WHAT YOU WILL DO = Locate the word "this" in the data below, then copy every line that holds it.

** start **

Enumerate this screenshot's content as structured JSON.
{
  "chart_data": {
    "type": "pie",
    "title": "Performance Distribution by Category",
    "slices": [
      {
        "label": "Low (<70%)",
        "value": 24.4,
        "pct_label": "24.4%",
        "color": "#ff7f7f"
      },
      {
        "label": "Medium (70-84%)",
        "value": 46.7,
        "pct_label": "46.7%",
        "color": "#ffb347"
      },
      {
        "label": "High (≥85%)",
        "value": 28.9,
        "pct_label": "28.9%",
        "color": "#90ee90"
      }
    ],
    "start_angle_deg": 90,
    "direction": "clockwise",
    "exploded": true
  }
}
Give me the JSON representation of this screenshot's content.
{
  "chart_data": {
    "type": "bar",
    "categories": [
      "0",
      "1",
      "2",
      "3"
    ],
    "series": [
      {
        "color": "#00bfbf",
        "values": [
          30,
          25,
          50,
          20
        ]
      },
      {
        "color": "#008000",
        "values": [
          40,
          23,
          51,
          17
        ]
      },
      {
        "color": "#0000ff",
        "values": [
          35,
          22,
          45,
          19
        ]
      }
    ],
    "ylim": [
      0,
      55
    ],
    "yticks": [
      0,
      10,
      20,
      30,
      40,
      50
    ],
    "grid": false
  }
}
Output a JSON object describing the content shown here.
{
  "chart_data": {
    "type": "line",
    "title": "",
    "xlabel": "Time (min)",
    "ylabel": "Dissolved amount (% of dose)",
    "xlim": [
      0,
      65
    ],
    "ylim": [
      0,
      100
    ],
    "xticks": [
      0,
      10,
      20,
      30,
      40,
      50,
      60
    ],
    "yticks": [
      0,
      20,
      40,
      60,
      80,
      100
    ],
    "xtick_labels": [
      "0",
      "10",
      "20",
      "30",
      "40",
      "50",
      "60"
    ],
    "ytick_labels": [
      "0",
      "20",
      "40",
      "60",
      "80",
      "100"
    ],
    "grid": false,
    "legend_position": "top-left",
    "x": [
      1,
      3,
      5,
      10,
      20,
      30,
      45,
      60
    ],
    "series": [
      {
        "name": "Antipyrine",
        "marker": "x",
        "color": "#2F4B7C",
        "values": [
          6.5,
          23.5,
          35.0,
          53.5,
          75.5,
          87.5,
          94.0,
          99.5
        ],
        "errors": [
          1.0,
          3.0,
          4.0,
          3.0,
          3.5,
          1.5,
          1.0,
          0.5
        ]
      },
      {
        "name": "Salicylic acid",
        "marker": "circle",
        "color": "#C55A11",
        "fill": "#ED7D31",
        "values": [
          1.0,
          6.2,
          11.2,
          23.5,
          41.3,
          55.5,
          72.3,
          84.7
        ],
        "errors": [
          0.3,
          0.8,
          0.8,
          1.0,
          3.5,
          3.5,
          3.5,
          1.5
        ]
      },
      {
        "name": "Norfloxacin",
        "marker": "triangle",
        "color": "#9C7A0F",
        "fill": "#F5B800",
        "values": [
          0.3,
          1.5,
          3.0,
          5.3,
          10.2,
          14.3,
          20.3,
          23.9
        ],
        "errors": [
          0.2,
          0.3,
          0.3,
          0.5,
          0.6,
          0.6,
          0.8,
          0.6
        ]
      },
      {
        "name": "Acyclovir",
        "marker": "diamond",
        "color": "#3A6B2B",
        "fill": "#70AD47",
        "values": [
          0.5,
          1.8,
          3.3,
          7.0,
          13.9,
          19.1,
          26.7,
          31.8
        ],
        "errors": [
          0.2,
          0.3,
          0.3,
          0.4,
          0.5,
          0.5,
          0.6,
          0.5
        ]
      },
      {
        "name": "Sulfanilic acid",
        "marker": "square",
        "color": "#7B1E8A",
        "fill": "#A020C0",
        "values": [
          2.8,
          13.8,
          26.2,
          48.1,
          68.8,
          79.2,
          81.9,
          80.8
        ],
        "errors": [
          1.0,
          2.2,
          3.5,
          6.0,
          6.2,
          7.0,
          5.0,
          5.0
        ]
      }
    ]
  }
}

** end **

TASK SOLUTION =
Enumerate this screenshot's content as structured JSON.
Give me the JSON representation of this screenshot's content.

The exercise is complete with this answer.